• **Requirements**: Copy each line below that contains "image".

(Dataset records)
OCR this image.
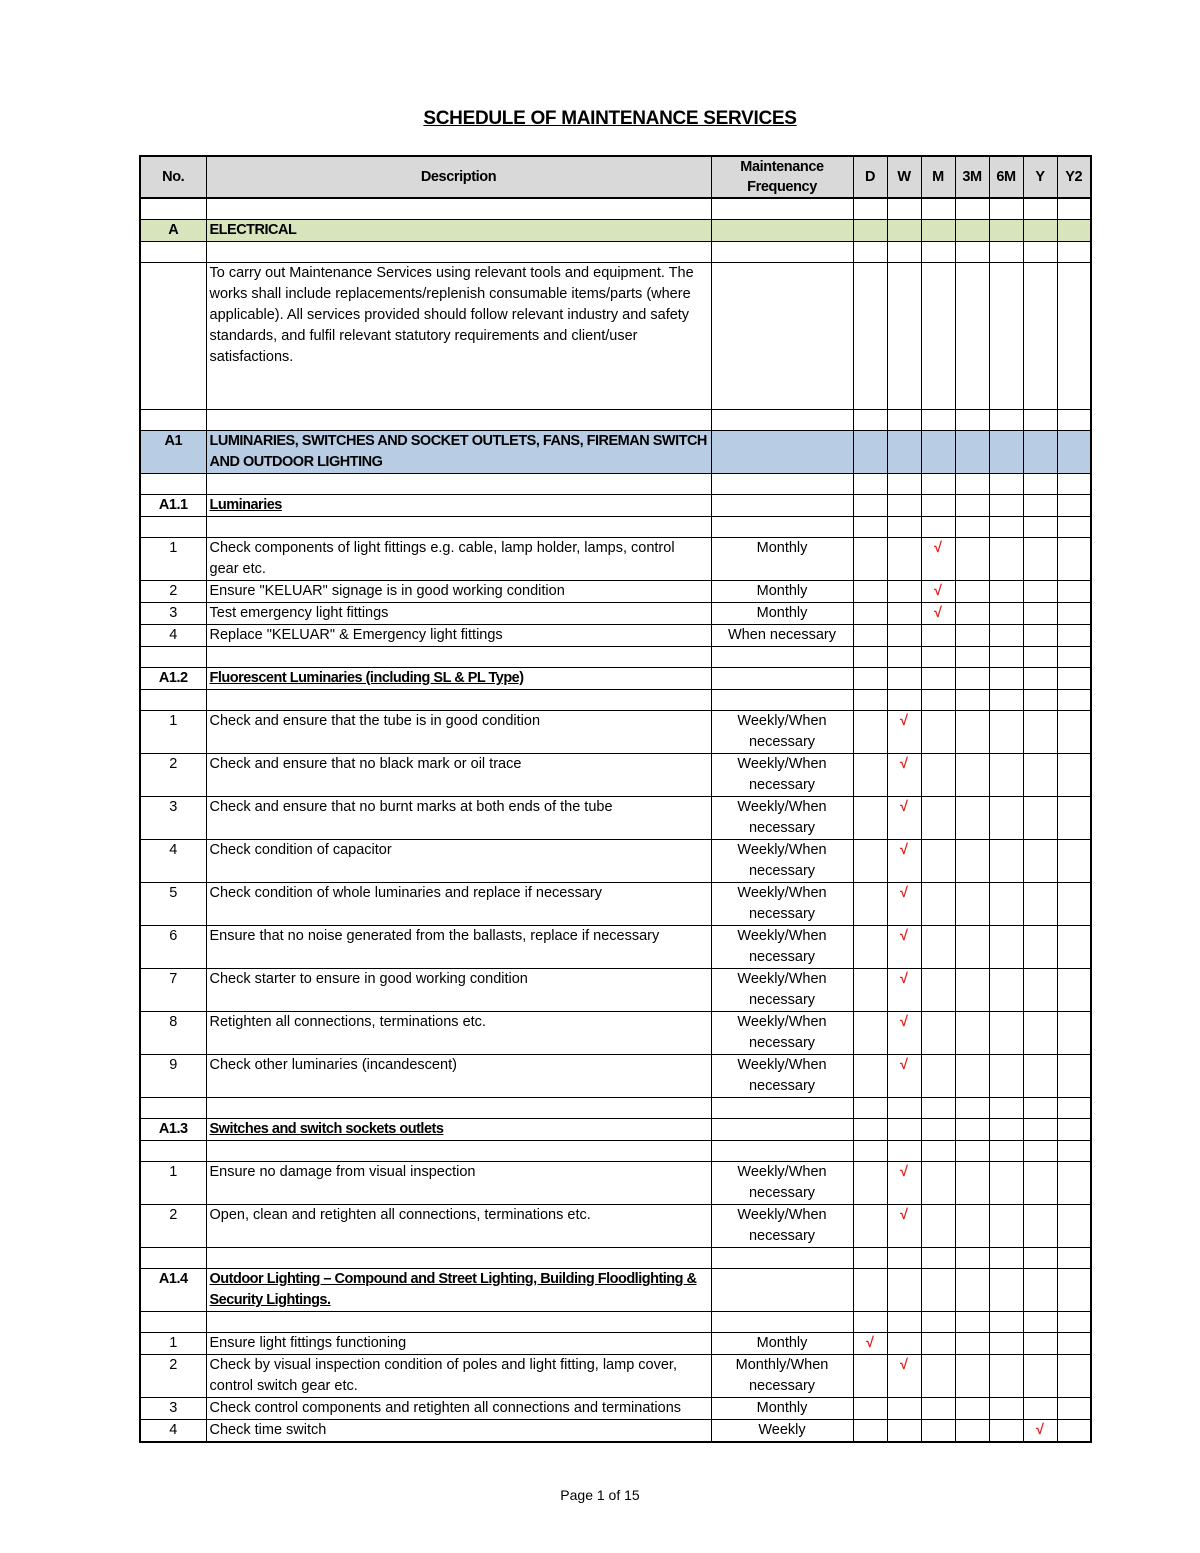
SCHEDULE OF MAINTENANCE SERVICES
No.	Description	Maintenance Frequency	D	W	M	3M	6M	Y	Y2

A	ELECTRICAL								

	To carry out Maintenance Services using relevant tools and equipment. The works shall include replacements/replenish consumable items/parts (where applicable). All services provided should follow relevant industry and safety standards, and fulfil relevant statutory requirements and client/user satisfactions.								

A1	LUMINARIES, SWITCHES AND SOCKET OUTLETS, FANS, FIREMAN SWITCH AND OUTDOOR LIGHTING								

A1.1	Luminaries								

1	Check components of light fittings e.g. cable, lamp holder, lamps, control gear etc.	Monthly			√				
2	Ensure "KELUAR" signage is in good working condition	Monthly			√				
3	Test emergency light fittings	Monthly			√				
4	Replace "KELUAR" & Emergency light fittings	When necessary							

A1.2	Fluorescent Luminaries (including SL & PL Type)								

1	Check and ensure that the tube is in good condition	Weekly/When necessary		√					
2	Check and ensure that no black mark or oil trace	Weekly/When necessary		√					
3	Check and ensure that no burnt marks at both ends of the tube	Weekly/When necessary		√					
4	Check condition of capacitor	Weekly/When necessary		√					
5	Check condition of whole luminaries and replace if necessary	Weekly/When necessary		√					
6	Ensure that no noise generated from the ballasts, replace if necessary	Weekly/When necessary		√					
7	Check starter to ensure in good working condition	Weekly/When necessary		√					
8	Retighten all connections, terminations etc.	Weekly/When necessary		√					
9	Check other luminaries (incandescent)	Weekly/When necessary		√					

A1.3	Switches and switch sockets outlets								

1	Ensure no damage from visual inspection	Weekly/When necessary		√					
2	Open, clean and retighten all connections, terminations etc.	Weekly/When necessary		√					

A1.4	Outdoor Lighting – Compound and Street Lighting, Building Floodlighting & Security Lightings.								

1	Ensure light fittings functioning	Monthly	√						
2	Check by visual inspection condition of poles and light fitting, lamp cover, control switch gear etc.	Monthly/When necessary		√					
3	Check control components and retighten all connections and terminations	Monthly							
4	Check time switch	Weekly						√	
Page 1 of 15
* * *
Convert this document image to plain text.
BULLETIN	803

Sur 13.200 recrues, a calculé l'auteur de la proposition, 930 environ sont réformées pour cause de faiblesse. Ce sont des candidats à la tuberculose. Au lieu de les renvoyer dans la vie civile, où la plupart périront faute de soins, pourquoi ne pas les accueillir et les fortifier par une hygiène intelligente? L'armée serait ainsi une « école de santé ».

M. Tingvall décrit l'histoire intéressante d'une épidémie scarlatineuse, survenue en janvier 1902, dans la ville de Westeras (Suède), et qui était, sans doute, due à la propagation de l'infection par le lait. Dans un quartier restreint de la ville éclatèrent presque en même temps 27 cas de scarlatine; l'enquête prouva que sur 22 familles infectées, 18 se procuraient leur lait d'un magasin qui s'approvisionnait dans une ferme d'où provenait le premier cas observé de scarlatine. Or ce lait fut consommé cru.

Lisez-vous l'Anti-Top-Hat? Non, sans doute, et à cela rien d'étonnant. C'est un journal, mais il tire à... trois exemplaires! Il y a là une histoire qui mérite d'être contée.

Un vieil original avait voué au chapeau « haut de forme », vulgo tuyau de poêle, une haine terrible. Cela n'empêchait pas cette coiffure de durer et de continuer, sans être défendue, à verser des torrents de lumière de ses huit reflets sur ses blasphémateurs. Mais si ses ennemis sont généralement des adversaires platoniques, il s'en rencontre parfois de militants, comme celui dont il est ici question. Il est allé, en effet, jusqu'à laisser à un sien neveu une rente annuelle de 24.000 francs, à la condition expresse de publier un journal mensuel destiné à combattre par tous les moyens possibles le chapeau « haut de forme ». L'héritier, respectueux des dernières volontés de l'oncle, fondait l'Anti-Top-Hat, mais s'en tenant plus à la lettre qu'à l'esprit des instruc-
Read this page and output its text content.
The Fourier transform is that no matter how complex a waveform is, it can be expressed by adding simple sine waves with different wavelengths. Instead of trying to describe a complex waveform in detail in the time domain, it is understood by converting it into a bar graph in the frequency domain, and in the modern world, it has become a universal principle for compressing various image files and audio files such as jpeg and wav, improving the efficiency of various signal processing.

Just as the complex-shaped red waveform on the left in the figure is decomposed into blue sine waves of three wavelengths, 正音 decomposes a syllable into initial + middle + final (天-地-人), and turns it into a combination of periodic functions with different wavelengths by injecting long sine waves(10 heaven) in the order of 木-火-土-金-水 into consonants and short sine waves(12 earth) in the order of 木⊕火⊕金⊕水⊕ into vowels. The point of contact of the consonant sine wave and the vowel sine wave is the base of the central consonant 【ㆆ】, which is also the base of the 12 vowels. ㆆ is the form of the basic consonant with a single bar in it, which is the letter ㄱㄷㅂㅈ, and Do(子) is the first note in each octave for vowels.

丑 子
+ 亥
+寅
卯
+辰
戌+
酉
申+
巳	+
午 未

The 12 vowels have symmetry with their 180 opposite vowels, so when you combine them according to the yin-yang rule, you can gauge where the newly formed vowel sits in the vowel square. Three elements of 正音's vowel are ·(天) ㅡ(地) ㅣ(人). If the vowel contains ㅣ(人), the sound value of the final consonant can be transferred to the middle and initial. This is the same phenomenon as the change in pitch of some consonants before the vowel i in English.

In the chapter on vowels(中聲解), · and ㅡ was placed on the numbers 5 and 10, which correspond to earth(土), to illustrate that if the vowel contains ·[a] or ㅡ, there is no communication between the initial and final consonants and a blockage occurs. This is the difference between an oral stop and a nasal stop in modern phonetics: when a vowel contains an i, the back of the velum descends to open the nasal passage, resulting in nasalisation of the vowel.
==
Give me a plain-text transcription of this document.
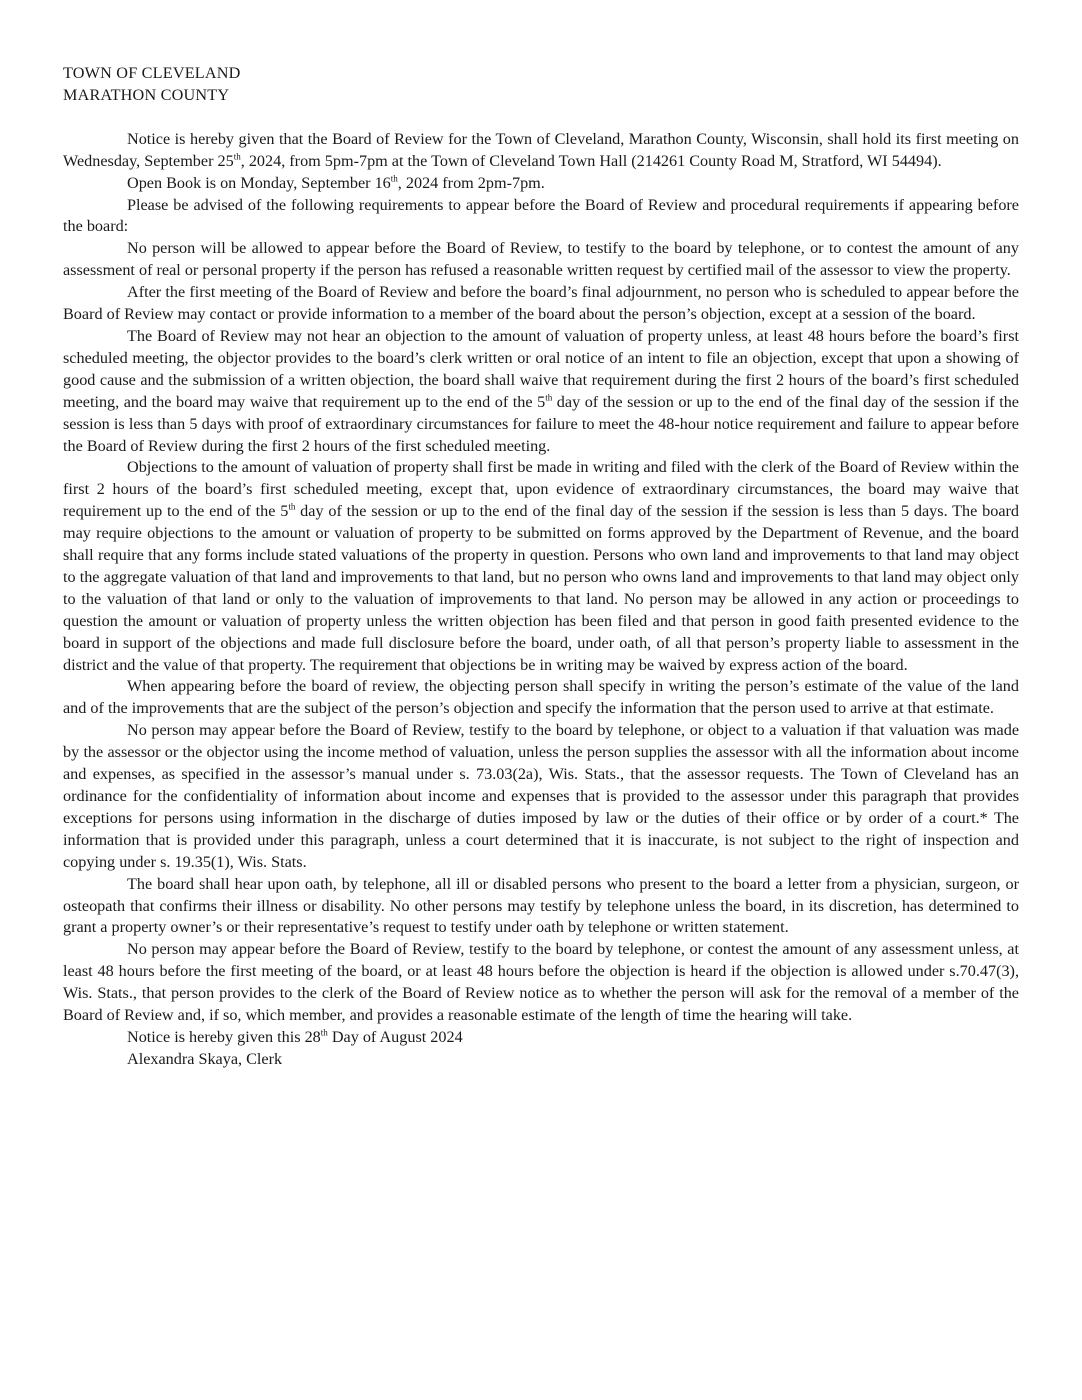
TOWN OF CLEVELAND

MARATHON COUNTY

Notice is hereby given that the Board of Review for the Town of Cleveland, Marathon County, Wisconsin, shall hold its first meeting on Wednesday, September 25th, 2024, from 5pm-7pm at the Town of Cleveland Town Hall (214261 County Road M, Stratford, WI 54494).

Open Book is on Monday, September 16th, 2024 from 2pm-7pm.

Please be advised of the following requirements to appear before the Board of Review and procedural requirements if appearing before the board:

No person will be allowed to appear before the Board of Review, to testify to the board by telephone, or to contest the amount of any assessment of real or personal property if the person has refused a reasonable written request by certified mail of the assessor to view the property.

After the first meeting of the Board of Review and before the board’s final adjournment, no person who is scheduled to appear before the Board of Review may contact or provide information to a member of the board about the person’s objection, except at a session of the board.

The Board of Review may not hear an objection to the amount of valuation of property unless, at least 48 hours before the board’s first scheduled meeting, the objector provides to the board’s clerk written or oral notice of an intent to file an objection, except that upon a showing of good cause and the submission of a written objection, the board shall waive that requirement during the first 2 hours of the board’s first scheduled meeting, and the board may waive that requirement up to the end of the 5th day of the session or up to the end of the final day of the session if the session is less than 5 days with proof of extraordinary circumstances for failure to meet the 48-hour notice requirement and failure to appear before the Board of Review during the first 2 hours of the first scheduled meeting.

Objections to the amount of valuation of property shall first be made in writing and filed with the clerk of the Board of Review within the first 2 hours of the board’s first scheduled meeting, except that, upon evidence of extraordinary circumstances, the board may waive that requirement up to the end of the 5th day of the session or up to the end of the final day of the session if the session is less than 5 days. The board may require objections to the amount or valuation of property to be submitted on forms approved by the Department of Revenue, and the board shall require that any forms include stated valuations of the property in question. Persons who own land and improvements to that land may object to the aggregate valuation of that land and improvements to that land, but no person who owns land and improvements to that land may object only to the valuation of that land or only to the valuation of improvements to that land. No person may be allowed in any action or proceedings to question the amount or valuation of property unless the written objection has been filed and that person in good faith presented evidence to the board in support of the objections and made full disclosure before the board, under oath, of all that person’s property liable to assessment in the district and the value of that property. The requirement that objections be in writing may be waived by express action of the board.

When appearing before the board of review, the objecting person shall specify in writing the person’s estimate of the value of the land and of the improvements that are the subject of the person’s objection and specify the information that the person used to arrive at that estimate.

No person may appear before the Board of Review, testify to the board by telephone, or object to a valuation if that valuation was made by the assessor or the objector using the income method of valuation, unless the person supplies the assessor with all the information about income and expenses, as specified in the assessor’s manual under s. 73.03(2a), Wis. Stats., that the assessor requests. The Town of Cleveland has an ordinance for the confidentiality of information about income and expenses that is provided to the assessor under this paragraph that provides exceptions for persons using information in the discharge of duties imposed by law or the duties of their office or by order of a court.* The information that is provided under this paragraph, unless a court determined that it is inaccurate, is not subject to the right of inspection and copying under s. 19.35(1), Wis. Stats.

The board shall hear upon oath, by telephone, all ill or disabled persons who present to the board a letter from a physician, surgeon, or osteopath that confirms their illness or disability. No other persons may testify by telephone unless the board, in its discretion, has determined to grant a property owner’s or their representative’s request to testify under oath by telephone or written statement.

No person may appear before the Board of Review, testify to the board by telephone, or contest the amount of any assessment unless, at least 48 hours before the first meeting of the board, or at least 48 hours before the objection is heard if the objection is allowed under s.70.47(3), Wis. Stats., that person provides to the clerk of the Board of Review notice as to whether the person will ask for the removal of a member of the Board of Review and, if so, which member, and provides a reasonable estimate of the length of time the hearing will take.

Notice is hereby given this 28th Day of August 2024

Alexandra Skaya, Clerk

• **Correct answer**:
OCR this image.
Convert this document image to plain text.
The Fourier transform is that no matter how complex a waveform is, it can be expressed by adding simple sine waves with different wavelengths. Instead of trying to describe a complex waveform in detail in the time domain, it is understood by converting it into a bar graph in the frequency domain, and in the modern world, it has become a universal principle for compressing various image files and audio files such as jpeg and wav, improving the efficiency of various signal processing.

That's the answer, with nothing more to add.